───── Exercise data ─────
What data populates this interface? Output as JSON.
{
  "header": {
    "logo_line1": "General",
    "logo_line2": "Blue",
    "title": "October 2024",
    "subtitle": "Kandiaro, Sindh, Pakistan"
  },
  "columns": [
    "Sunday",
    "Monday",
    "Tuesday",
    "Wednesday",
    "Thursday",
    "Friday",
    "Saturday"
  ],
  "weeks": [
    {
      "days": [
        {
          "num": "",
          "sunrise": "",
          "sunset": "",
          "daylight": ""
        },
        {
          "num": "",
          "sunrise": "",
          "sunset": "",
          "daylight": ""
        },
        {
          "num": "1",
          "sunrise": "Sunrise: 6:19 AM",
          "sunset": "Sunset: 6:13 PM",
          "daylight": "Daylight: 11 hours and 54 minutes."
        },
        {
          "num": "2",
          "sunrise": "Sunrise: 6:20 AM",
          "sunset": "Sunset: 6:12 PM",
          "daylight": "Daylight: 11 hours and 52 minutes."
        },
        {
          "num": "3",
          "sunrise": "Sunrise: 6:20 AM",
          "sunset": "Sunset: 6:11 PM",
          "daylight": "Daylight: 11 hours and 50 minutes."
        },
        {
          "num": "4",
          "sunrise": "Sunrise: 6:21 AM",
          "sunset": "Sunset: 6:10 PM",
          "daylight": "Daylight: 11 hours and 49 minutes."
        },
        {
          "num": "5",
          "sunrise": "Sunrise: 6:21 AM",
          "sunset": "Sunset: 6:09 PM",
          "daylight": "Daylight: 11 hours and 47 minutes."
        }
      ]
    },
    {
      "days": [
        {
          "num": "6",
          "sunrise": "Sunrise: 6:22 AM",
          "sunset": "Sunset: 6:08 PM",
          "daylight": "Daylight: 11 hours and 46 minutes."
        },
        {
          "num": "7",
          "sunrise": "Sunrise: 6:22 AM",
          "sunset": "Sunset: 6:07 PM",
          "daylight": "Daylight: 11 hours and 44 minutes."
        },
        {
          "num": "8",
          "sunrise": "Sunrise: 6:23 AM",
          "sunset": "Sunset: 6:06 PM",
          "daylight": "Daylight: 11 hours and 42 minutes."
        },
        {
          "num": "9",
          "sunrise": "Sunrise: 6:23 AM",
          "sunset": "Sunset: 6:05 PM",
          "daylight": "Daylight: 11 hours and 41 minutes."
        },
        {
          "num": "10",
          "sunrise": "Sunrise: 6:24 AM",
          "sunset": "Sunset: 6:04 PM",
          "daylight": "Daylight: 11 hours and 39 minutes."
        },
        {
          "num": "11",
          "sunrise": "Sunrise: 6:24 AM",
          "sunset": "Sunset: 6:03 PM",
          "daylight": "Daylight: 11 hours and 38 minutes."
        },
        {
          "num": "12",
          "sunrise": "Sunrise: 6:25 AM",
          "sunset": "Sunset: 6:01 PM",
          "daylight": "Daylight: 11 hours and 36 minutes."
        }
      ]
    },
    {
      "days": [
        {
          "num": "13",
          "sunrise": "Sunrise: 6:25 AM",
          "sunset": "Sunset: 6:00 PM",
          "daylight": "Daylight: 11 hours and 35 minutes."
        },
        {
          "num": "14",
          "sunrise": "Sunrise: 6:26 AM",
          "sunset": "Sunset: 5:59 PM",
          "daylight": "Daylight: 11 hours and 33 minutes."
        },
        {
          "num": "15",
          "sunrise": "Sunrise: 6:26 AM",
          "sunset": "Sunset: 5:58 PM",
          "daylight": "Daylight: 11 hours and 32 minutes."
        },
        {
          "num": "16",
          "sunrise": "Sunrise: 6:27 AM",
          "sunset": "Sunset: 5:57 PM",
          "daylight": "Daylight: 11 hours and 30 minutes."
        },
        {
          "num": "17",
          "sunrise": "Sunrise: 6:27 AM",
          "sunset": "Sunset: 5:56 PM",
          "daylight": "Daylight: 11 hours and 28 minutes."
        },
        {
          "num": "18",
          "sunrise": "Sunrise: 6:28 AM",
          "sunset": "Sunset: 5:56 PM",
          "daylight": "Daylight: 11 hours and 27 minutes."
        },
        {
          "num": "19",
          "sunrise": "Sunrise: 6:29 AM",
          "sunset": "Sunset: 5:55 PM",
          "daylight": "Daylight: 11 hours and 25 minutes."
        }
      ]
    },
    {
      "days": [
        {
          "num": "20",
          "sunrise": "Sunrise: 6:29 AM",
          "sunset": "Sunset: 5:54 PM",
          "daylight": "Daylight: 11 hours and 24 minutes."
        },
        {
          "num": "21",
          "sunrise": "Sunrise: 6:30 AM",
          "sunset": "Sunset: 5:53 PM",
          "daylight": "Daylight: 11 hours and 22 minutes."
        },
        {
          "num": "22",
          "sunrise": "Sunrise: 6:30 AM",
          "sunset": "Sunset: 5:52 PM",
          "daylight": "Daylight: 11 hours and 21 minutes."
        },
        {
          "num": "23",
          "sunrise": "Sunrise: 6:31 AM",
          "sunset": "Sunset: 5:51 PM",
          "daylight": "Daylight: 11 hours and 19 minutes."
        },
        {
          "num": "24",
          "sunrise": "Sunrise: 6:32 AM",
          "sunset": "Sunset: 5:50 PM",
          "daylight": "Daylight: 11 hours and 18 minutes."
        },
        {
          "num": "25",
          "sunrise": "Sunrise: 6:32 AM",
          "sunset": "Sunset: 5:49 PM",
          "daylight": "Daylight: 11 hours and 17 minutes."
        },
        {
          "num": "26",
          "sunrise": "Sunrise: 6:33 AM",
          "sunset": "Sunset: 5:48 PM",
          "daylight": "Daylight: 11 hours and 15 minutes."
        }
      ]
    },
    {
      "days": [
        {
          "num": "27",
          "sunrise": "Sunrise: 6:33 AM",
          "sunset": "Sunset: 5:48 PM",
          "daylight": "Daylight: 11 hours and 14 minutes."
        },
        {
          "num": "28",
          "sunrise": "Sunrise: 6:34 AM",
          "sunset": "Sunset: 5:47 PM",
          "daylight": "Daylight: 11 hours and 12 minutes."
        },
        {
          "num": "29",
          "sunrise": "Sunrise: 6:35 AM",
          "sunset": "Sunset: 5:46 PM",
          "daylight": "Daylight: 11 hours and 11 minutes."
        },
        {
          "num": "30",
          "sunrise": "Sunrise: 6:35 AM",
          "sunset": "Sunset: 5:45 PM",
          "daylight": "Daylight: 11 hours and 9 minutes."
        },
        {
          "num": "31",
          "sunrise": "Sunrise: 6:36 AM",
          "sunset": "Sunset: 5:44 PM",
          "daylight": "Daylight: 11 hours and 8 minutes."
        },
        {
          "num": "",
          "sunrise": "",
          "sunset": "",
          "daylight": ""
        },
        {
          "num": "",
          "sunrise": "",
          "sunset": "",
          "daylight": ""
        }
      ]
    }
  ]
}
─────
__Stated exercise__.
Extract the data exactly as given.

__Answer to the problem__.
What data populates this interface? Output as JSON.
{
  "header": {
    "logo_line1": "General",
    "logo_line2": "Blue",
    "title": "October 2024",
    "subtitle": "Kandiaro, Sindh, Pakistan"
  },
  "columns": [
    "Sunday",
    "Monday",
    "Tuesday",
    "Wednesday",
    "Thursday",
    "Friday",
    "Saturday"
  ],
  "weeks": [
    {
      "days": [
        {
          "num": "",
          "sunrise": "",
          "sunset": "",
          "daylight": ""
        },
        {
          "num": "",
          "sunrise": "",
          "sunset": "",
          "daylight": ""
        },
        {
          "num": "1",
          "sunrise": "Sunrise: 6:19 AM",
          "sunset": "Sunset: 6:13 PM",
          "daylight": "Daylight: 11 hours and 54 minutes."
        },
        {
          "num": "2",
          "sunrise": "Sunrise: 6:20 AM",
          "sunset": "Sunset: 6:12 PM",
          "daylight": "Daylight: 11 hours and 52 minutes."
        },
        {
          "num": "3",
          "sunrise": "Sunrise: 6:20 AM",
          "sunset": "Sunset: 6:11 PM",
          "daylight": "Daylight: 11 hours and 50 minutes."
        },
        {
          "num": "4",
          "sunrise": "Sunrise: 6:21 AM",
          "sunset": "Sunset: 6:10 PM",
          "daylight": "Daylight: 11 hours and 49 minutes."
        },
        {
          "num": "5",
          "sunrise": "Sunrise: 6:21 AM",
          "sunset": "Sunset: 6:09 PM",
          "daylight": "Daylight: 11 hours and 47 minutes."
        }
      ]
    },
    {
      "days": [
        {
          "num": "6",
          "sunrise": "Sunrise: 6:22 AM",
          "sunset": "Sunset: 6:08 PM",
          "daylight": "Daylight: 11 hours and 46 minutes."
        },
        {
          "num": "7",
          "sunrise": "Sunrise: 6:22 AM",
          "sunset": "Sunset: 6:07 PM",
          "daylight": "Daylight: 11 hours and 44 minutes."
        },
        {
          "num": "8",
          "sunrise": "Sunrise: 6:23 AM",
          "sunset": "Sunset: 6:06 PM",
          "daylight": "Daylight: 11 hours and 42 minutes."
        },
        {
          "num": "9",
          "sunrise": "Sunrise: 6:23 AM",
          "sunset": "Sunset: 6:05 PM",
          "daylight": "Daylight: 11 hours and 41 minutes."
        },
        {
          "num": "10",
          "sunrise": "Sunrise: 6:24 AM",
          "sunset": "Sunset: 6:04 PM",
          "daylight": "Daylight: 11 hours and 39 minutes."
        },
        {
          "num": "11",
          "sunrise": "Sunrise: 6:24 AM",
          "sunset": "Sunset: 6:03 PM",
          "daylight": "Daylight: 11 hours and 38 minutes."
        },
        {
          "num": "12",
          "sunrise": "Sunrise: 6:25 AM",
          "sunset": "Sunset: 6:01 PM",
          "daylight": "Daylight: 11 hours and 36 minutes."
        }
      ]
    },
    {
      "days": [
        {
          "num": "13",
          "sunrise": "Sunrise: 6:25 AM",
          "sunset": "Sunset: 6:00 PM",
          "daylight": "Daylight: 11 hours and 35 minutes."
        },
        {
          "num": "14",
          "sunrise": "Sunrise: 6:26 AM",
          "sunset": "Sunset: 5:59 PM",
          "daylight": "Daylight: 11 hours and 33 minutes."
        },
        {
          "num": "15",
          "sunrise": "Sunrise: 6:26 AM",
          "sunset": "Sunset: 5:58 PM",
          "daylight": "Daylight: 11 hours and 32 minutes."
        },
        {
          "num": "16",
          "sunrise": "Sunrise: 6:27 AM",
          "sunset": "Sunset: 5:57 PM",
          "daylight": "Daylight: 11 hours and 30 minutes."
        },
        {
          "num": "17",
          "sunrise": "Sunrise: 6:27 AM",
          "sunset": "Sunset: 5:56 PM",
          "daylight": "Daylight: 11 hours and 28 minutes."
        },
        {
          "num": "18",
          "sunrise": "Sunrise: 6:28 AM",
          "sunset": "Sunset: 5:56 PM",
          "daylight": "Daylight: 11 hours and 27 minutes."
        },
        {
          "num": "19",
          "sunrise": "Sunrise: 6:29 AM",
          "sunset": "Sunset: 5:55 PM",
          "daylight": "Daylight: 11 hours and 25 minutes."
        }
      ]
    },
    {
      "days": [
        {
          "num": "20",
          "sunrise": "Sunrise: 6:29 AM",
          "sunset": "Sunset: 5:54 PM",
          "daylight": "Daylight: 11 hours and 24 minutes."
        },
        {
          "num": "21",
          "sunrise": "Sunrise: 6:30 AM",
          "sunset": "Sunset: 5:53 PM",
          "daylight": "Daylight: 11 hours and 22 minutes."
        },
        {
          "num": "22",
          "sunrise": "Sunrise: 6:30 AM",
          "sunset": "Sunset: 5:52 PM",
          "daylight": "Daylight: 11 hours and 21 minutes."
        },
        {
          "num": "23",
          "sunrise": "Sunrise: 6:31 AM",
          "sunset": "Sunset: 5:51 PM",
          "daylight": "Daylight: 11 hours and 19 minutes."
        },
        {
          "num": "24",
          "sunrise": "Sunrise: 6:32 AM",
          "sunset": "Sunset: 5:50 PM",
          "daylight": "Daylight: 11 hours and 18 minutes."
        },
        {
          "num": "25",
          "sunrise": "Sunrise: 6:32 AM",
          "sunset": "Sunset: 5:49 PM",
          "daylight": "Daylight: 11 hours and 17 minutes."
        },
        {
          "num": "26",
          "sunrise": "Sunrise: 6:33 AM",
          "sunset": "Sunset: 5:48 PM",
          "daylight": "Daylight: 11 hours and 15 minutes."
        }
      ]
    },
    {
      "days": [
        {
          "num": "27",
          "sunrise": "Sunrise: 6:33 AM",
          "sunset": "Sunset: 5:48 PM",
          "daylight": "Daylight: 11 hours and 14 minutes."
        },
        {
          "num": "28",
          "sunrise": "Sunrise: 6:34 AM",
          "sunset": "Sunset: 5:47 PM",
          "daylight": "Daylight: 11 hours and 12 minutes."
        },
        {
          "num": "29",
          "sunrise": "Sunrise: 6:35 AM",
          "sunset": "Sunset: 5:46 PM",
          "daylight": "Daylight: 11 hours and 11 minutes."
        },
        {
          "num": "30",
          "sunrise": "Sunrise: 6:35 AM",
          "sunset": "Sunset: 5:45 PM",
          "daylight": "Daylight: 11 hours and 9 minutes."
        },
        {
          "num": "31",
          "sunrise": "Sunrise: 6:36 AM",
          "sunset": "Sunset: 5:44 PM",
          "daylight": "Daylight: 11 hours and 8 minutes."
        },
        {
          "num": "",
          "sunrise": "",
          "sunset": "",
          "daylight": ""
        },
        {
          "num": "",
          "sunrise": "",
          "sunset": "",
          "daylight": ""
        }
      ]
    }
  ]
}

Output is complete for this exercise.